Data records
## start

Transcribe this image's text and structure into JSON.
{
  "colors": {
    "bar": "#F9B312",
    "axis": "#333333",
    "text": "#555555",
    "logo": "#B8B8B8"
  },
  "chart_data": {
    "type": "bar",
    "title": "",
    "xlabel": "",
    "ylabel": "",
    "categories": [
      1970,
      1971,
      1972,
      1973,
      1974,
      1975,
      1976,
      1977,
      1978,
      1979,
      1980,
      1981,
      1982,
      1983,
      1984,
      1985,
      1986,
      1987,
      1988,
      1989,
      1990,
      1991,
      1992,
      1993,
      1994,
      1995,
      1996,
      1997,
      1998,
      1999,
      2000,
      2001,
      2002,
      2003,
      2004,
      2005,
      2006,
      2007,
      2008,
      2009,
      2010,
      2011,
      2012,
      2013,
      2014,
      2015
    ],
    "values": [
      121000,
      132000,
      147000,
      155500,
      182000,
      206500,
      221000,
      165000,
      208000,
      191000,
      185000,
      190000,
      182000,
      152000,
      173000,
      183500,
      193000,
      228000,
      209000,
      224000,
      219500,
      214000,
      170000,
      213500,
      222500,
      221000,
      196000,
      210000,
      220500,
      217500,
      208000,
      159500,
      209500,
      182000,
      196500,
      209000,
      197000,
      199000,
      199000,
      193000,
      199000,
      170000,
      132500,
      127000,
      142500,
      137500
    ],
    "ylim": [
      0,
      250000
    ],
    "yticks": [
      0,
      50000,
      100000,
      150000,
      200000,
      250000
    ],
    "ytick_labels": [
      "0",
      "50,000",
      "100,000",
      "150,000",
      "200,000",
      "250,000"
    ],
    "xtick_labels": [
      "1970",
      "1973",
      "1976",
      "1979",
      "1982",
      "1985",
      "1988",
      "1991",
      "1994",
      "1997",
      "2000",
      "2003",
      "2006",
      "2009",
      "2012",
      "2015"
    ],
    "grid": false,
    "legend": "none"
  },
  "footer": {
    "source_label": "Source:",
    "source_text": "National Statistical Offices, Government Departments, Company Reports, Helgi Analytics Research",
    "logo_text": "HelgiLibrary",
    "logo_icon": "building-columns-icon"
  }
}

## end

§ **The task**:
Every line of the records above needs to be given again exactly.

§ **Solution for this exercise**:
Transcribe this image's text and structure into JSON.
{
  "colors": {
    "bar": "#F9B312",
    "axis": "#333333",
    "text": "#555555",
    "logo": "#B8B8B8"
  },
  "chart_data": {
    "type": "bar",
    "title": "",
    "xlabel": "",
    "ylabel": "",
    "categories": [
      1970,
      1971,
      1972,
      1973,
      1974,
      1975,
      1976,
      1977,
      1978,
      1979,
      1980,
      1981,
      1982,
      1983,
      1984,
      1985,
      1986,
      1987,
      1988,
      1989,
      1990,
      1991,
      1992,
      1993,
      1994,
      1995,
      1996,
      1997,
      1998,
      1999,
      2000,
      2001,
      2002,
      2003,
      2004,
      2005,
      2006,
      2007,
      2008,
      2009,
      2010,
      2011,
      2012,
      2013,
      2014,
      2015
    ],
    "values": [
      121000,
      132000,
      147000,
      155500,
      182000,
      206500,
      221000,
      165000,
      208000,
      191000,
      185000,
      190000,
      182000,
      152000,
      173000,
      183500,
      193000,
      228000,
      209000,
      224000,
      219500,
      214000,
      170000,
      213500,
      222500,
      221000,
      196000,
      210000,
      220500,
      217500,
      208000,
      159500,
      209500,
      182000,
      196500,
      209000,
      197000,
      199000,
      199000,
      193000,
      199000,
      170000,
      132500,
      127000,
      142500,
      137500
    ],
    "ylim": [
      0,
      250000
    ],
    "yticks": [
      0,
      50000,
      100000,
      150000,
      200000,
      250000
    ],
    "ytick_labels": [
      "0",
      "50,000",
      "100,000",
      "150,000",
      "200,000",
      "250,000"
    ],
    "xtick_labels": [
      "1970",
      "1973",
      "1976",
      "1979",
      "1982",
      "1985",
      "1988",
      "1991",
      "1994",
      "1997",
      "2000",
      "2003",
      "2006",
      "2009",
      "2012",
      "2015"
    ],
    "grid": false,
    "legend": "none"
  },
  "footer": {
    "source_label": "Source:",
    "source_text": "National Statistical Offices, Government Departments, Company Reports, Helgi Analytics Research",
    "logo_text": "HelgiLibrary",
    "logo_icon": "building-columns-icon"
  }
}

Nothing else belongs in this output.